#### [Task inputs]
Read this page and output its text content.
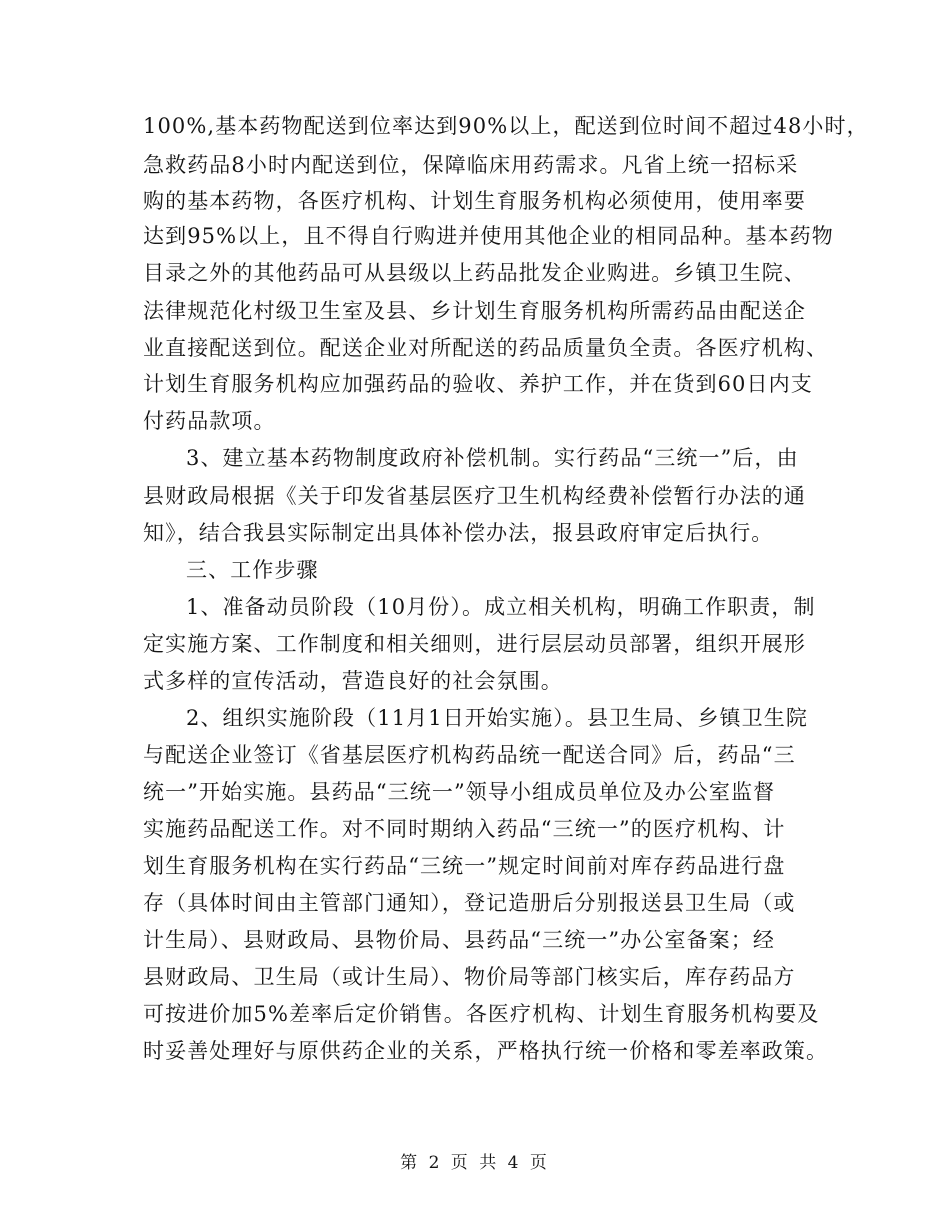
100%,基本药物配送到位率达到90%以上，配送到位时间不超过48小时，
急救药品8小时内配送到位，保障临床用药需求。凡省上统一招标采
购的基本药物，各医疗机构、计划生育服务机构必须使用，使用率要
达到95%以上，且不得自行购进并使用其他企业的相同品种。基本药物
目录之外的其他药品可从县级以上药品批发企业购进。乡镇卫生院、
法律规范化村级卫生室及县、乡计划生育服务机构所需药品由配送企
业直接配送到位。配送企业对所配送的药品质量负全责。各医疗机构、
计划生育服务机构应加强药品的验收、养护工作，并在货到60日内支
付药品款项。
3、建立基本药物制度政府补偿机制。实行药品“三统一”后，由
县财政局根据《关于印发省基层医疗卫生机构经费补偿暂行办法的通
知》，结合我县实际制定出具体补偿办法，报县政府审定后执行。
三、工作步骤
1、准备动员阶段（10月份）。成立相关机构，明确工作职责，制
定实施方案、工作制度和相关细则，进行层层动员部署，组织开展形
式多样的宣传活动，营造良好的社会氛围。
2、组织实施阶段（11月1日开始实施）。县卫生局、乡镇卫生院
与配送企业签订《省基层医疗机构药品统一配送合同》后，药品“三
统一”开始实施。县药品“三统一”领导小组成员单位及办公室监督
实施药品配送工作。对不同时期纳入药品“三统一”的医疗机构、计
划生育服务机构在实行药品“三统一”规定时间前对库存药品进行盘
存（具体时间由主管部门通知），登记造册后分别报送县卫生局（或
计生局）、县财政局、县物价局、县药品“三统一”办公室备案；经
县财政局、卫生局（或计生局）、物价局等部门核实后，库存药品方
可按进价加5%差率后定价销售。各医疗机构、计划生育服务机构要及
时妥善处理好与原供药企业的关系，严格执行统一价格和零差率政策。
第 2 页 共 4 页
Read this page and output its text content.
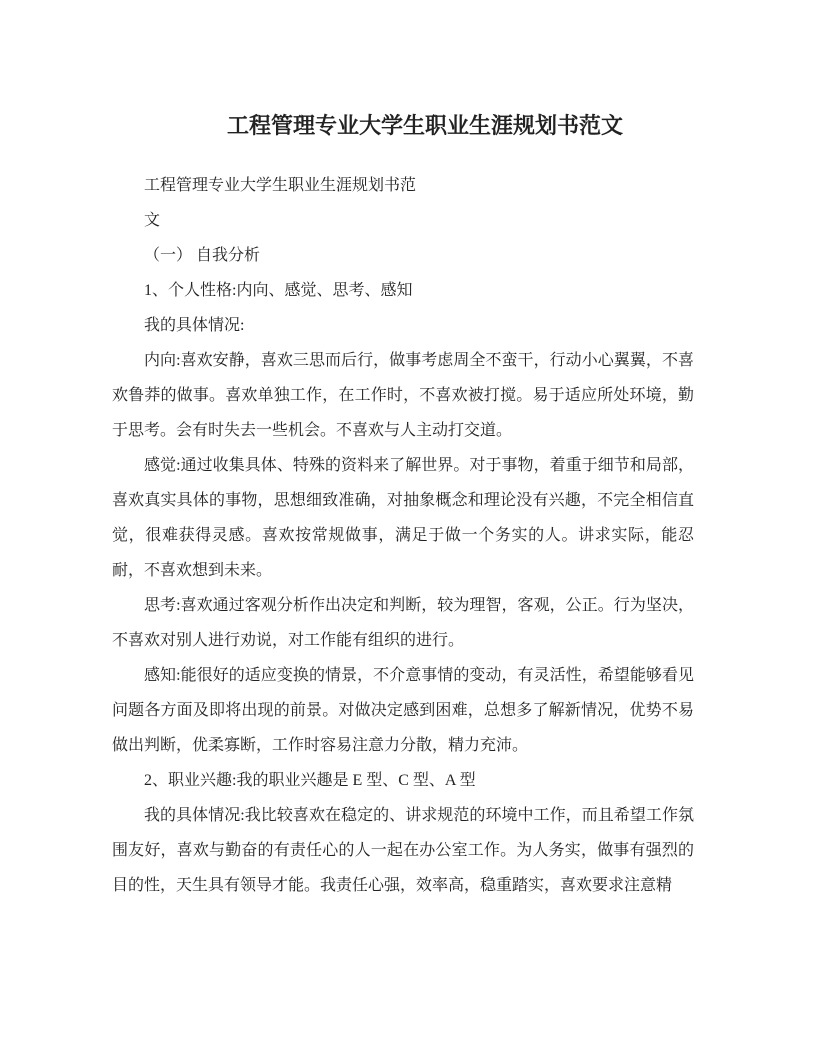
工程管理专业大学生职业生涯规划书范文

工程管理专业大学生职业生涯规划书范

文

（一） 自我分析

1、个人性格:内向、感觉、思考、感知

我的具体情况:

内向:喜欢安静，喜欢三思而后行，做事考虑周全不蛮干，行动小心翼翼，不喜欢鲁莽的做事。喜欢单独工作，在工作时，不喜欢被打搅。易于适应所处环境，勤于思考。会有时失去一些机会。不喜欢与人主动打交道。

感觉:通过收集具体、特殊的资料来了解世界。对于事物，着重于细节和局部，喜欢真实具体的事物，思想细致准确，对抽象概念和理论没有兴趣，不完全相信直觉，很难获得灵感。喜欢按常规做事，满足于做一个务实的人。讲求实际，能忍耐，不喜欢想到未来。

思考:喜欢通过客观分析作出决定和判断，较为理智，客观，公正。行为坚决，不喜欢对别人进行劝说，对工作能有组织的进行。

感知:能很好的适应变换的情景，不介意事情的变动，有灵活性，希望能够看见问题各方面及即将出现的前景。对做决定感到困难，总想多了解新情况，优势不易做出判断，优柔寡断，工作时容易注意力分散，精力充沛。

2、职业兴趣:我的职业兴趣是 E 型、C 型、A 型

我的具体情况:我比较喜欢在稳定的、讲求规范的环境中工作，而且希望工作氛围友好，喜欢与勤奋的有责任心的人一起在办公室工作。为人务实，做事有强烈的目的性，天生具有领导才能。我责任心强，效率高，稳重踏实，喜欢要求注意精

==

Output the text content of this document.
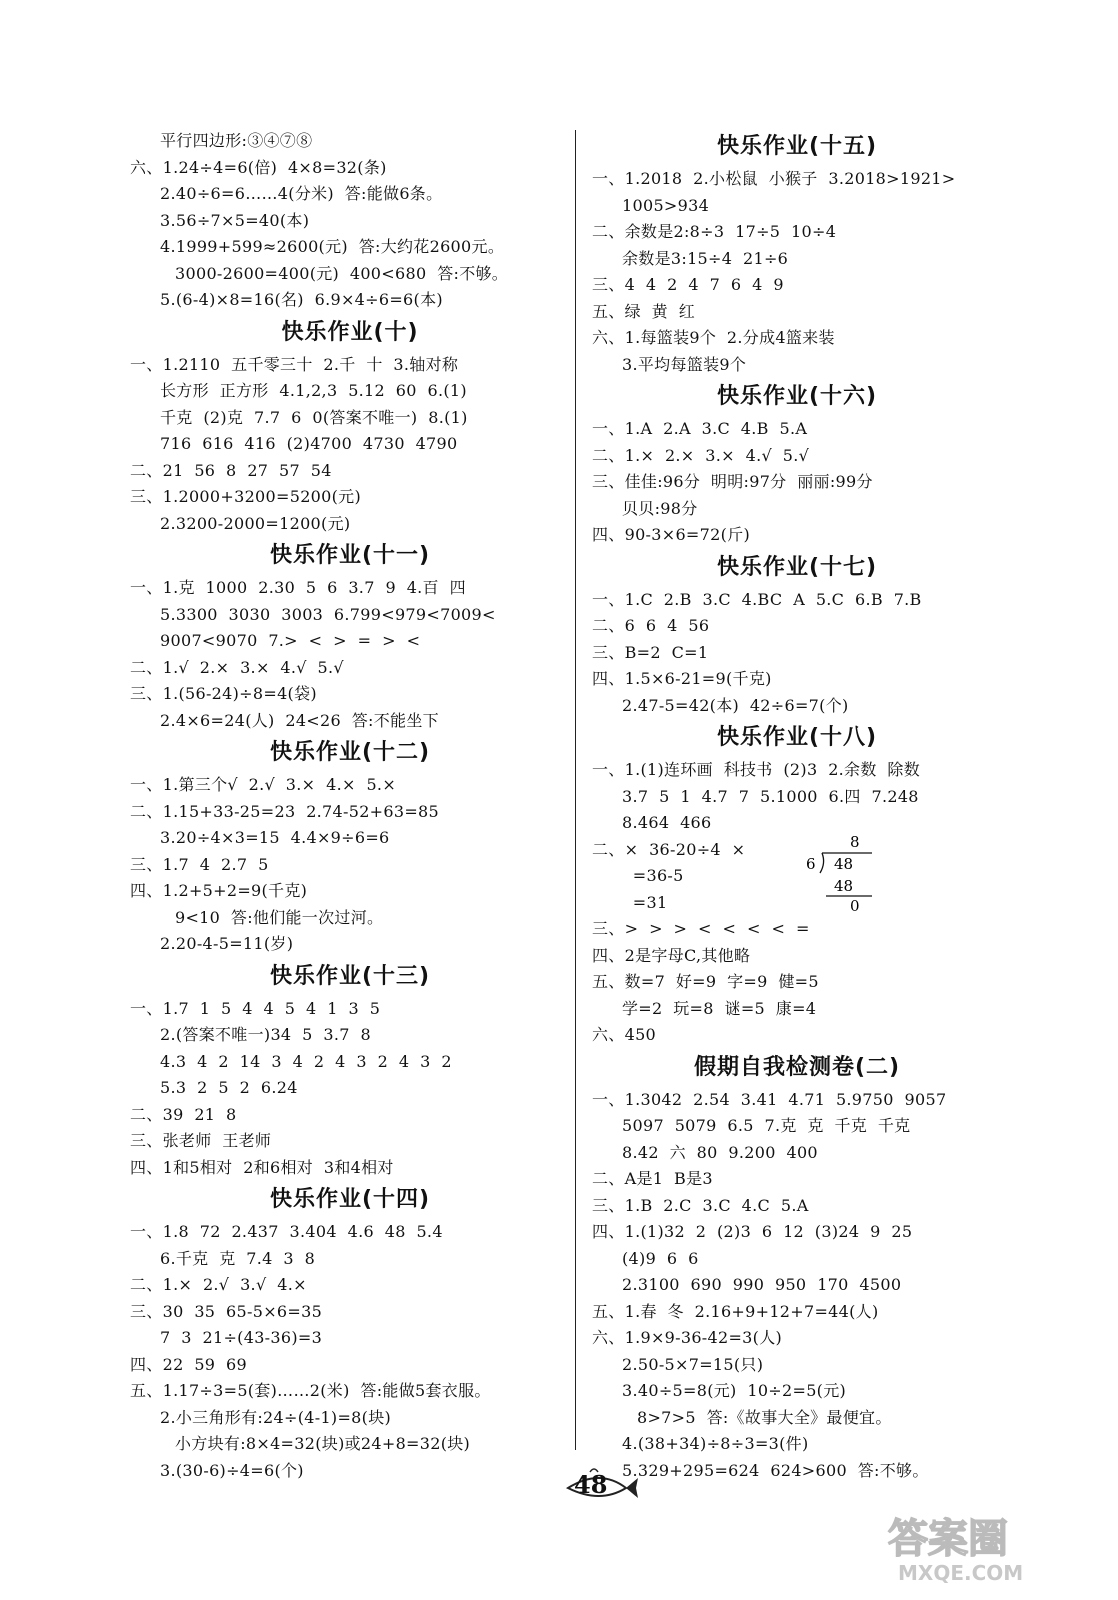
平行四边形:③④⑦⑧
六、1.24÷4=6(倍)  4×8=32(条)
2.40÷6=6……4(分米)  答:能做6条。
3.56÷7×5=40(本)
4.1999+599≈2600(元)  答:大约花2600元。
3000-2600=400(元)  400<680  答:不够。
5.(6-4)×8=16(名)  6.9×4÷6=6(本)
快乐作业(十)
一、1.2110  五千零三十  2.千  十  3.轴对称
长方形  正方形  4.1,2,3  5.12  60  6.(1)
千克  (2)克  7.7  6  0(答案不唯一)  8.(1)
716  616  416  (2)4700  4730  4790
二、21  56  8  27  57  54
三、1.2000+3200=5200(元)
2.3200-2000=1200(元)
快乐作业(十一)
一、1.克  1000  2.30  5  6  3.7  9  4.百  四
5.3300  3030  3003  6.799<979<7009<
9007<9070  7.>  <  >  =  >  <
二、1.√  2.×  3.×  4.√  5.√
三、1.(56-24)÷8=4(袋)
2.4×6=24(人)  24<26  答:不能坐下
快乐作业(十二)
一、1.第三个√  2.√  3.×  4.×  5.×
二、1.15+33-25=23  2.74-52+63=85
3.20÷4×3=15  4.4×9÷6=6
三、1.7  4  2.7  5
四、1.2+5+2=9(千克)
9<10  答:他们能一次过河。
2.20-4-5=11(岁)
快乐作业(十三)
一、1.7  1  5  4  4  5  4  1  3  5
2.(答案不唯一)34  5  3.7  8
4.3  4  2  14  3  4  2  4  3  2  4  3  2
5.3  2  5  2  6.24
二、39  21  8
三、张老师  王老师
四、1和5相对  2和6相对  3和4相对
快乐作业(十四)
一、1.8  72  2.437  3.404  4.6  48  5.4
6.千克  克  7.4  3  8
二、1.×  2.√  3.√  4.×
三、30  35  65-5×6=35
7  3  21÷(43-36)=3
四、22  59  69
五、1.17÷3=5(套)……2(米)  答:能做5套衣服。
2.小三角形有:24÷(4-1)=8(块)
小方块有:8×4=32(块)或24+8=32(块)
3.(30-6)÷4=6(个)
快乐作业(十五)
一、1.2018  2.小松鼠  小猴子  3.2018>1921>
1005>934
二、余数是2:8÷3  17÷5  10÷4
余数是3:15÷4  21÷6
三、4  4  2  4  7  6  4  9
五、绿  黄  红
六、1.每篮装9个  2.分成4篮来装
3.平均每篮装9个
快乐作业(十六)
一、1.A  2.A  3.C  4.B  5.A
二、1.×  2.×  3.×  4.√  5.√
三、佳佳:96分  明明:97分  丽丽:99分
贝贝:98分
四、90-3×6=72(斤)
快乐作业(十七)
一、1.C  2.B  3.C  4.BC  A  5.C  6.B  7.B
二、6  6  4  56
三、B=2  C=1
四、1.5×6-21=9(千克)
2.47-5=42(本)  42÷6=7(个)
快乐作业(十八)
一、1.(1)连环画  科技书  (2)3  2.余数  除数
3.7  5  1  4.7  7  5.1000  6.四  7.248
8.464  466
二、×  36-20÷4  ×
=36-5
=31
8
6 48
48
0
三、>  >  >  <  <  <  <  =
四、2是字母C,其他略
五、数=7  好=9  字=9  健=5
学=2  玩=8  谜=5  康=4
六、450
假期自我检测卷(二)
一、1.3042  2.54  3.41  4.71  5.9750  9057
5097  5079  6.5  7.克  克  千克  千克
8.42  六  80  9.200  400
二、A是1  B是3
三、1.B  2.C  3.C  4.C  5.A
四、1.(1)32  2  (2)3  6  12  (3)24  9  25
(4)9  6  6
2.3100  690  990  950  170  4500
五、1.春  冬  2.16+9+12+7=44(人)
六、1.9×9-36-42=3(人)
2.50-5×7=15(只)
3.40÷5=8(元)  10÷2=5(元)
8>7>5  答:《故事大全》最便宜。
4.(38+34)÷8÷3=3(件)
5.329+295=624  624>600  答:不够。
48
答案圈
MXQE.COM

==

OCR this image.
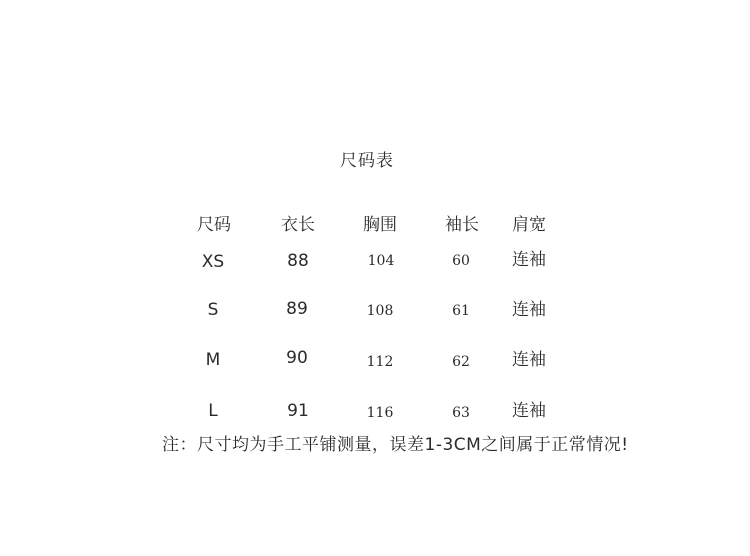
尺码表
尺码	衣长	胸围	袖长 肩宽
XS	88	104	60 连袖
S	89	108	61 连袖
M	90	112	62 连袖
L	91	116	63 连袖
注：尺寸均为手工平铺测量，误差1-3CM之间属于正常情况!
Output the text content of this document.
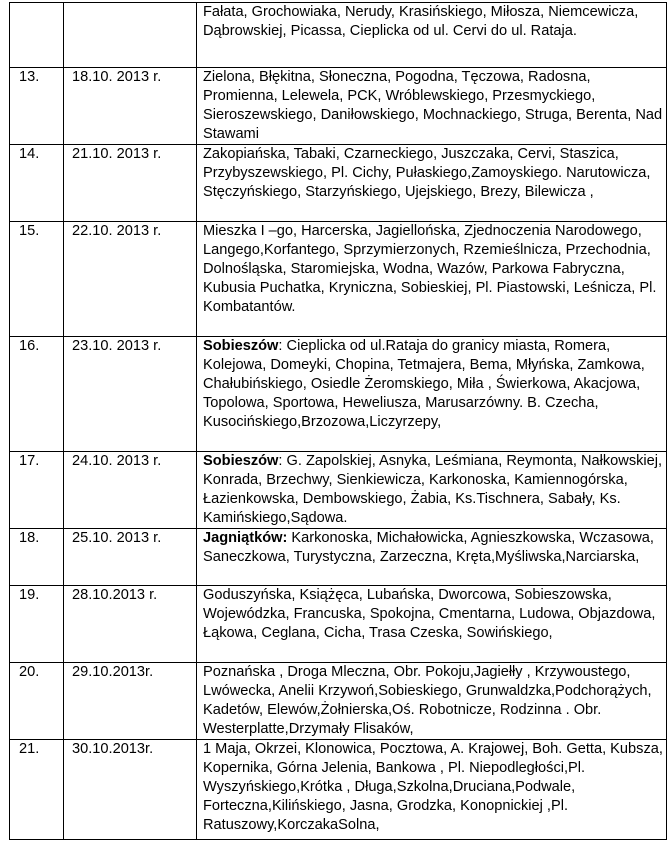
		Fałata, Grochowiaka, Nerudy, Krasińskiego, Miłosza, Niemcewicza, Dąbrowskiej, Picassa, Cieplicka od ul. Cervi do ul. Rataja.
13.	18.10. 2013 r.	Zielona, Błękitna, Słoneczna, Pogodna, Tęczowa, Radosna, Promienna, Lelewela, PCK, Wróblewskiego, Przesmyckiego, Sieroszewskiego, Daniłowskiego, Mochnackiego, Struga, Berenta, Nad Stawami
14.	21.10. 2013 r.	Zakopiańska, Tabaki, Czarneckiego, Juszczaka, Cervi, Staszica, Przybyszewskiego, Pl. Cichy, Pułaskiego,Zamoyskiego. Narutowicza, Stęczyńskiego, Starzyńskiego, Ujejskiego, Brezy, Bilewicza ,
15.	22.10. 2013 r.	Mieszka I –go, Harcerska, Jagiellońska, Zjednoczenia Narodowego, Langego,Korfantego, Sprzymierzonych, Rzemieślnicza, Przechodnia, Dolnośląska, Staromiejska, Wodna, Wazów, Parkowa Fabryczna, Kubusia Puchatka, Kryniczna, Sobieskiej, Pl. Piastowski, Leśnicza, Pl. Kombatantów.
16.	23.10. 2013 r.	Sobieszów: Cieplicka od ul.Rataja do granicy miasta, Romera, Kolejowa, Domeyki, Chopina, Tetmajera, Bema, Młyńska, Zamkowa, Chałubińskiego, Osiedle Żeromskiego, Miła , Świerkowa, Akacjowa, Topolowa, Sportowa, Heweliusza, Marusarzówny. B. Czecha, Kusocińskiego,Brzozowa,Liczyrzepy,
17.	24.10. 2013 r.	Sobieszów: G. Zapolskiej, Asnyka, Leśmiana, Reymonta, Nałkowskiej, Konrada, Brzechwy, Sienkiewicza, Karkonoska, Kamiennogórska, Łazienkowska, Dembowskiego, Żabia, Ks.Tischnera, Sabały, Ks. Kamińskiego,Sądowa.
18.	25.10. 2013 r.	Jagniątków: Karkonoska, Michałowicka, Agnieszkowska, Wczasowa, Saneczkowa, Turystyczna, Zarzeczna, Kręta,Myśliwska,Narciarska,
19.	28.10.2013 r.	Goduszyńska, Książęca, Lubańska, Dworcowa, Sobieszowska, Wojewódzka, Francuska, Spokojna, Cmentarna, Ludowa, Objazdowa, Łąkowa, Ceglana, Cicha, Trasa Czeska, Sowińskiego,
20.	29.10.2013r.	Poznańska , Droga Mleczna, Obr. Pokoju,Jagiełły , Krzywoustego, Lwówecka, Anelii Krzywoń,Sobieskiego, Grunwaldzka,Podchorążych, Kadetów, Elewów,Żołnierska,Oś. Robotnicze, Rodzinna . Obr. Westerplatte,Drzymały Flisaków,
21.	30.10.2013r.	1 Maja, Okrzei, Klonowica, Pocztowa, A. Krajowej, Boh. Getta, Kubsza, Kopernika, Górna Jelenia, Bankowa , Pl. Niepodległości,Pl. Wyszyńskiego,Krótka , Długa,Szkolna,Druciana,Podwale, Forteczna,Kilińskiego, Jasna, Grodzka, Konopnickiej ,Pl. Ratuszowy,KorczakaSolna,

#### [Given request]
Return every line above that contains the word "快乐作业".

#### [Written response]
快乐作业(十)
快乐作业(十一)
快乐作业(十二)
快乐作业(十三)
快乐作业(十四)
快乐作业(十五)
快乐作业(十六)
快乐作业(十七)
快乐作业(十八)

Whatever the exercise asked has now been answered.